Written task: Every record should be written out exactly, please.

— start —

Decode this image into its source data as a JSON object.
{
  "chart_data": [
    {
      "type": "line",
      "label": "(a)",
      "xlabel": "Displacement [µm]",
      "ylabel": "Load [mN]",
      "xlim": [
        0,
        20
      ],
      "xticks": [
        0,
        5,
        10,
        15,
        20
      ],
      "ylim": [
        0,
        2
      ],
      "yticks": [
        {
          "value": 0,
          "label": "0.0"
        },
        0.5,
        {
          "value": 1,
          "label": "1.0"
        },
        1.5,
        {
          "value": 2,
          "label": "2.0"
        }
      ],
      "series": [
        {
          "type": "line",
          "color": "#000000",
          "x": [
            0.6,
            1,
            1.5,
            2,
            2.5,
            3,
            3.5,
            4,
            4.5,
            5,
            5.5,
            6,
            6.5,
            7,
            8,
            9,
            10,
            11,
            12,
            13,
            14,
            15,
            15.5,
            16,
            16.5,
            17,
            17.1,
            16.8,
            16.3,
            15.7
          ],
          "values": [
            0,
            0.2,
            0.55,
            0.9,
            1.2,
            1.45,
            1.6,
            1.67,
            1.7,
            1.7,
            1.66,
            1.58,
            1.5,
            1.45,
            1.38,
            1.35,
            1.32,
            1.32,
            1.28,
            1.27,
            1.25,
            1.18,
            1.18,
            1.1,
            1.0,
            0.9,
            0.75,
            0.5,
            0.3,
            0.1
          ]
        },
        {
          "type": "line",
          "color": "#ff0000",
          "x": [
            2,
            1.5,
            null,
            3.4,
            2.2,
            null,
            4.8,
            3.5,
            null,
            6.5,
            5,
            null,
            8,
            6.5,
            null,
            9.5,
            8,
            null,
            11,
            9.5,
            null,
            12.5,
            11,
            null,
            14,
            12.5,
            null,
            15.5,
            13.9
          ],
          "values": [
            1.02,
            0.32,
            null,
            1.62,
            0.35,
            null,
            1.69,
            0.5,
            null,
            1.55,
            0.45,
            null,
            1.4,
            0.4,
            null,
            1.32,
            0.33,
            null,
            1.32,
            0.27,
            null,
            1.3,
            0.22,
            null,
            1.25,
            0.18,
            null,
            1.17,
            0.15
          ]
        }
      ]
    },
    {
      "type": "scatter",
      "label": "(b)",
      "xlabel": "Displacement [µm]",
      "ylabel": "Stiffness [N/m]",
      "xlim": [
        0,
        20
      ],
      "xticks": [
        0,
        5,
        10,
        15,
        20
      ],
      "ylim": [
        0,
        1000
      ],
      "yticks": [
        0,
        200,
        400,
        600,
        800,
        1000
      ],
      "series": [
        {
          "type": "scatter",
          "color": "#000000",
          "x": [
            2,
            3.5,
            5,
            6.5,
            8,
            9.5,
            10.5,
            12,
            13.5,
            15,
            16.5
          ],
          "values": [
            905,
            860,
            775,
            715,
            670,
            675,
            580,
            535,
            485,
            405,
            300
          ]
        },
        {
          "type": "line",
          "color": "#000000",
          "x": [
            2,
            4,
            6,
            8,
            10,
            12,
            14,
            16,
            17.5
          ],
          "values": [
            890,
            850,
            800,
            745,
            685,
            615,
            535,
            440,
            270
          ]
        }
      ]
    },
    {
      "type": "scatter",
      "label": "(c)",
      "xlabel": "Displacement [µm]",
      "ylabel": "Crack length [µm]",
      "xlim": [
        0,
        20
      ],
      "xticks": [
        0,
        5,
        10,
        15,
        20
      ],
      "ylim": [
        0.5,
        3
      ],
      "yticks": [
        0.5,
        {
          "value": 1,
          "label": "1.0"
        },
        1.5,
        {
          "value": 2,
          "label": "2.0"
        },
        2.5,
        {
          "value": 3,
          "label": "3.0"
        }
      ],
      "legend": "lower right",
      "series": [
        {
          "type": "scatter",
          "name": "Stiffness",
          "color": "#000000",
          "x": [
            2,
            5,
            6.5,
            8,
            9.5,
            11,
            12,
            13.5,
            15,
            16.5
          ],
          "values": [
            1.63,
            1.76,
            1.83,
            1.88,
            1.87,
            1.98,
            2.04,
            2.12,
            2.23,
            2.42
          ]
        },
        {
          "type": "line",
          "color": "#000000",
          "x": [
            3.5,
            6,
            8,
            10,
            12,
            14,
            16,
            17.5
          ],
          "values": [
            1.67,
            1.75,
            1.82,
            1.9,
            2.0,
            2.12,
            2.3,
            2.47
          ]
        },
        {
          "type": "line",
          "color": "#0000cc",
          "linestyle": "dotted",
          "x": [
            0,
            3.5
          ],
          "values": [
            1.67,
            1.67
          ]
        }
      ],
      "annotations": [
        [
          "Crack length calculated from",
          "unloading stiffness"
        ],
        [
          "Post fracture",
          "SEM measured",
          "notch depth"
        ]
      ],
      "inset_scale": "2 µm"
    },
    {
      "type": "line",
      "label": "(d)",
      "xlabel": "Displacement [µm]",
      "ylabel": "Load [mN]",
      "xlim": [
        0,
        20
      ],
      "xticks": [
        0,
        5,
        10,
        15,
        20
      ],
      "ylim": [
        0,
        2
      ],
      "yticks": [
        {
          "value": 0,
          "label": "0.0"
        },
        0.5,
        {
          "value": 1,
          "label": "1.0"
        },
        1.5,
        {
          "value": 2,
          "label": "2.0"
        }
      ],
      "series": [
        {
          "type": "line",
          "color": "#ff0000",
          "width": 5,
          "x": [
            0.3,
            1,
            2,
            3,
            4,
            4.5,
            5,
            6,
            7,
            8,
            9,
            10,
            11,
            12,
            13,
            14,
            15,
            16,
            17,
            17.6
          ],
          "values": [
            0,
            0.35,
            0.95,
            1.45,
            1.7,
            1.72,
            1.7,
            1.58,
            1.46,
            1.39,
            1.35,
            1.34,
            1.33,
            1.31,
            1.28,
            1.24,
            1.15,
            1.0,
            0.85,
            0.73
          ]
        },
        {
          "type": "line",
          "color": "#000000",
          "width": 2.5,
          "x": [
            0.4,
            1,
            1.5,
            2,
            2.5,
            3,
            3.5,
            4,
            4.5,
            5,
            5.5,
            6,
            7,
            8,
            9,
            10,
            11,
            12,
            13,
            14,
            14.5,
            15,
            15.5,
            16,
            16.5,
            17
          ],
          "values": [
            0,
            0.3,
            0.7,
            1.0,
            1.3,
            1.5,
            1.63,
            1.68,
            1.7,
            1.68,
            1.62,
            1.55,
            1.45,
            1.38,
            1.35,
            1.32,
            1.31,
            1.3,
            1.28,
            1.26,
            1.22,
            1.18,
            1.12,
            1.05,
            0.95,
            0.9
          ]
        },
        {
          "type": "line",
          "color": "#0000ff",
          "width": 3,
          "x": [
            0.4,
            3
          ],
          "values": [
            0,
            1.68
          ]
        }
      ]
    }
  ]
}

— end —

The reply:
Decode this image into its source data as a JSON object.
{
  "chart_data": [
    {
      "type": "line",
      "label": "(a)",
      "xlabel": "Displacement [µm]",
      "ylabel": "Load [mN]",
      "xlim": [
        0,
        20
      ],
      "xticks": [
        0,
        5,
        10,
        15,
        20
      ],
      "ylim": [
        0,
        2
      ],
      "yticks": [
        {
          "value": 0,
          "label": "0.0"
        },
        0.5,
        {
          "value": 1,
          "label": "1.0"
        },
        1.5,
        {
          "value": 2,
          "label": "2.0"
        }
      ],
      "series": [
        {
          "type": "line",
          "color": "#000000",
          "x": [
            0.6,
            1,
            1.5,
            2,
            2.5,
            3,
            3.5,
            4,
            4.5,
            5,
            5.5,
            6,
            6.5,
            7,
            8,
            9,
            10,
            11,
            12,
            13,
            14,
            15,
            15.5,
            16,
            16.5,
            17,
            17.1,
            16.8,
            16.3,
            15.7
          ],
          "values": [
            0,
            0.2,
            0.55,
            0.9,
            1.2,
            1.45,
            1.6,
            1.67,
            1.7,
            1.7,
            1.66,
            1.58,
            1.5,
            1.45,
            1.38,
            1.35,
            1.32,
            1.32,
            1.28,
            1.27,
            1.25,
            1.18,
            1.18,
            1.1,
            1.0,
            0.9,
            0.75,
            0.5,
            0.3,
            0.1
          ]
        },
        {
          "type": "line",
          "color": "#ff0000",
          "x": [
            2,
            1.5,
            null,
            3.4,
            2.2,
            null,
            4.8,
            3.5,
            null,
            6.5,
            5,
            null,
            8,
            6.5,
            null,
            9.5,
            8,
            null,
            11,
            9.5,
            null,
            12.5,
            11,
            null,
            14,
            12.5,
            null,
            15.5,
            13.9
          ],
          "values": [
            1.02,
            0.32,
            null,
            1.62,
            0.35,
            null,
            1.69,
            0.5,
            null,
            1.55,
            0.45,
            null,
            1.4,
            0.4,
            null,
            1.32,
            0.33,
            null,
            1.32,
            0.27,
            null,
            1.3,
            0.22,
            null,
            1.25,
            0.18,
            null,
            1.17,
            0.15
          ]
        }
      ]
    },
    {
      "type": "scatter",
      "label": "(b)",
      "xlabel": "Displacement [µm]",
      "ylabel": "Stiffness [N/m]",
      "xlim": [
        0,
        20
      ],
      "xticks": [
        0,
        5,
        10,
        15,
        20
      ],
      "ylim": [
        0,
        1000
      ],
      "yticks": [
        0,
        200,
        400,
        600,
        800,
        1000
      ],
      "series": [
        {
          "type": "scatter",
          "color": "#000000",
          "x": [
            2,
            3.5,
            5,
            6.5,
            8,
            9.5,
            10.5,
            12,
            13.5,
            15,
            16.5
          ],
          "values": [
            905,
            860,
            775,
            715,
            670,
            675,
            580,
            535,
            485,
            405,
            300
          ]
        },
        {
          "type": "line",
          "color": "#000000",
          "x": [
            2,
            4,
            6,
            8,
            10,
            12,
            14,
            16,
            17.5
          ],
          "values": [
            890,
            850,
            800,
            745,
            685,
            615,
            535,
            440,
            270
          ]
        }
      ]
    },
    {
      "type": "scatter",
      "label": "(c)",
      "xlabel": "Displacement [µm]",
      "ylabel": "Crack length [µm]",
      "xlim": [
        0,
        20
      ],
      "xticks": [
        0,
        5,
        10,
        15,
        20
      ],
      "ylim": [
        0.5,
        3
      ],
      "yticks": [
        0.5,
        {
          "value": 1,
          "label": "1.0"
        },
        1.5,
        {
          "value": 2,
          "label": "2.0"
        },
        2.5,
        {
          "value": 3,
          "label": "3.0"
        }
      ],
      "legend": "lower right",
      "series": [
        {
          "type": "scatter",
          "name": "Stiffness",
          "color": "#000000",
          "x": [
            2,
            5,
            6.5,
            8,
            9.5,
            11,
            12,
            13.5,
            15,
            16.5
          ],
          "values": [
            1.63,
            1.76,
            1.83,
            1.88,
            1.87,
            1.98,
            2.04,
            2.12,
            2.23,
            2.42
          ]
        },
        {
          "type": "line",
          "color": "#000000",
          "x": [
            3.5,
            6,
            8,
            10,
            12,
            14,
            16,
            17.5
          ],
          "values": [
            1.67,
            1.75,
            1.82,
            1.9,
            2.0,
            2.12,
            2.3,
            2.47
          ]
        },
        {
          "type": "line",
          "color": "#0000cc",
          "linestyle": "dotted",
          "x": [
            0,
            3.5
          ],
          "values": [
            1.67,
            1.67
          ]
        }
      ],
      "annotations": [
        [
          "Crack length calculated from",
          "unloading stiffness"
        ],
        [
          "Post fracture",
          "SEM measured",
          "notch depth"
        ]
      ],
      "inset_scale": "2 µm"
    },
    {
      "type": "line",
      "label": "(d)",
      "xlabel": "Displacement [µm]",
      "ylabel": "Load [mN]",
      "xlim": [
        0,
        20
      ],
      "xticks": [
        0,
        5,
        10,
        15,
        20
      ],
      "ylim": [
        0,
        2
      ],
      "yticks": [
        {
          "value": 0,
          "label": "0.0"
        },
        0.5,
        {
          "value": 1,
          "label": "1.0"
        },
        1.5,
        {
          "value": 2,
          "label": "2.0"
        }
      ],
      "series": [
        {
          "type": "line",
          "color": "#ff0000",
          "width": 5,
          "x": [
            0.3,
            1,
            2,
            3,
            4,
            4.5,
            5,
            6,
            7,
            8,
            9,
            10,
            11,
            12,
            13,
            14,
            15,
            16,
            17,
            17.6
          ],
          "values": [
            0,
            0.35,
            0.95,
            1.45,
            1.7,
            1.72,
            1.7,
            1.58,
            1.46,
            1.39,
            1.35,
            1.34,
            1.33,
            1.31,
            1.28,
            1.24,
            1.15,
            1.0,
            0.85,
            0.73
          ]
        },
        {
          "type": "line",
          "color": "#000000",
          "width": 2.5,
          "x": [
            0.4,
            1,
            1.5,
            2,
            2.5,
            3,
            3.5,
            4,
            4.5,
            5,
            5.5,
            6,
            7,
            8,
            9,
            10,
            11,
            12,
            13,
            14,
            14.5,
            15,
            15.5,
            16,
            16.5,
            17
          ],
          "values": [
            0,
            0.3,
            0.7,
            1.0,
            1.3,
            1.5,
            1.63,
            1.68,
            1.7,
            1.68,
            1.62,
            1.55,
            1.45,
            1.38,
            1.35,
            1.32,
            1.31,
            1.3,
            1.28,
            1.26,
            1.22,
            1.18,
            1.12,
            1.05,
            0.95,
            0.9
          ]
        },
        {
          "type": "line",
          "color": "#0000ff",
          "width": 3,
          "x": [
            0.4,
            3
          ],
          "values": [
            0,
            1.68
          ]
        }
      ]
    }
  ]
}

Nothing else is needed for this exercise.